* [Requirements]
Copy each line that has the string "pour" somewhere in it.

************

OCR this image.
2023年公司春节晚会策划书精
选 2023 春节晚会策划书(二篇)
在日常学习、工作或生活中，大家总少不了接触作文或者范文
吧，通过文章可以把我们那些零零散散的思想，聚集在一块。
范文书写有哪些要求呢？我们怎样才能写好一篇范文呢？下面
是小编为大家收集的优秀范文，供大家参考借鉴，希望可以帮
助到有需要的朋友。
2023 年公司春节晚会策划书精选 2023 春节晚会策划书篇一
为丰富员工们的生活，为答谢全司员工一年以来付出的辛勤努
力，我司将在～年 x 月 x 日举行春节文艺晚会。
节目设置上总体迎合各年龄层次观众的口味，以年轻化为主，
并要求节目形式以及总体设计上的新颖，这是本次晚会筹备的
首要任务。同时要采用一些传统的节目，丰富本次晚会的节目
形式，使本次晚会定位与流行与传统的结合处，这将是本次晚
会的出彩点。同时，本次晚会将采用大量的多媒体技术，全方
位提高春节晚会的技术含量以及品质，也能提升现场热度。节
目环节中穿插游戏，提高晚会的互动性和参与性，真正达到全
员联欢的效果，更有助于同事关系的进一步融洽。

************

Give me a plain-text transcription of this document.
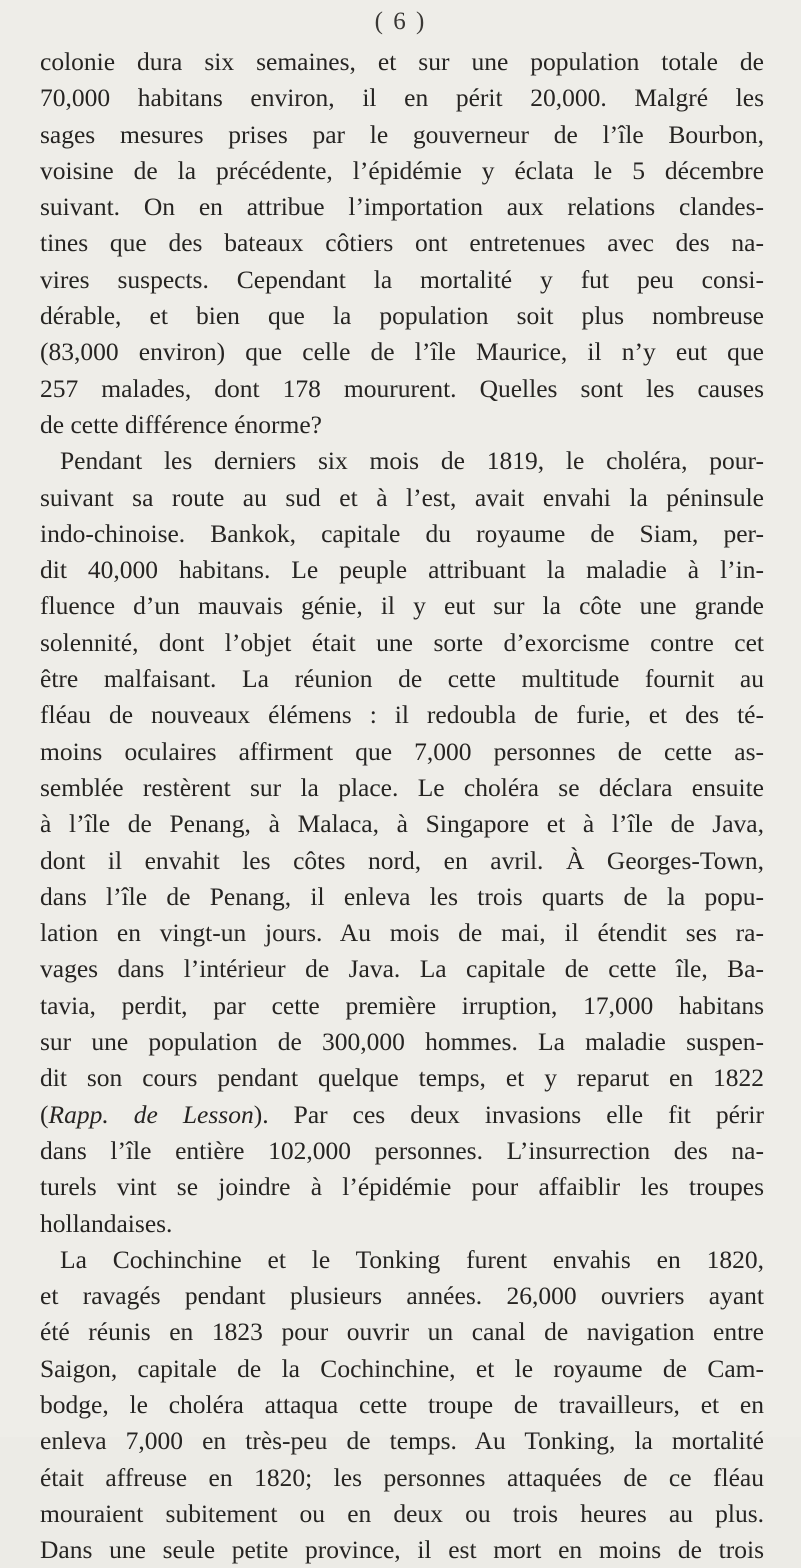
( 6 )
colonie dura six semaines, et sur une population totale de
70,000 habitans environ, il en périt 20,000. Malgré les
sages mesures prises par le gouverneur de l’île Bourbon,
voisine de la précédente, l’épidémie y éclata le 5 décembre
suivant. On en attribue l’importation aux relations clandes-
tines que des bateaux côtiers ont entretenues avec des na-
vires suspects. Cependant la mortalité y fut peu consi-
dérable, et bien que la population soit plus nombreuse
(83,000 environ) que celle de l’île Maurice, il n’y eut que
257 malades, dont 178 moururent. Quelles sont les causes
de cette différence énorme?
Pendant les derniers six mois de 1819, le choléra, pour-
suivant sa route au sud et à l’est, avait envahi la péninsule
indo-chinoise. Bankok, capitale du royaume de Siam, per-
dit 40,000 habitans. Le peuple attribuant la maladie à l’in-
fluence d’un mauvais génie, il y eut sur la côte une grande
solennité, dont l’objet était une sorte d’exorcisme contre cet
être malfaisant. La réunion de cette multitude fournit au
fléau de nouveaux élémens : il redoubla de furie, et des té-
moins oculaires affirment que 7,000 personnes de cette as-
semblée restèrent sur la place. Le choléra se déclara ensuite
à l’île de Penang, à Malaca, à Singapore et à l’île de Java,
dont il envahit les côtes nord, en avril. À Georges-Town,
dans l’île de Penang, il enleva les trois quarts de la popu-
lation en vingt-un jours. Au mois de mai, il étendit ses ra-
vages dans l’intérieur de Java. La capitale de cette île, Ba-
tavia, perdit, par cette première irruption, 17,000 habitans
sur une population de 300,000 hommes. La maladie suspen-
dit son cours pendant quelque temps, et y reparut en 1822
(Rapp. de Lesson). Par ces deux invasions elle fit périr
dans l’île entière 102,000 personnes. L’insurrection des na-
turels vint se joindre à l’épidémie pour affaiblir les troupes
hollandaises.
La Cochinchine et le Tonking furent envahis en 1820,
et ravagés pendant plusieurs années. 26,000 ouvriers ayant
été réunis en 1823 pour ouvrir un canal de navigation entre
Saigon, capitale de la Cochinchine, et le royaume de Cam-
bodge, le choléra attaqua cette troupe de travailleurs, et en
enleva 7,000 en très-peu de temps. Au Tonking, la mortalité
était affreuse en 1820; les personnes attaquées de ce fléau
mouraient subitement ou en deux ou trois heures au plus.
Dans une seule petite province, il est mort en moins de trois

************

* [Full solution]
Pendant les derniers six mois de 1819, le choléra, pour-
turels vint se joindre à l’épidémie pour affaiblir les troupes
été réunis en 1823 pour ouvrir un canal de navigation entre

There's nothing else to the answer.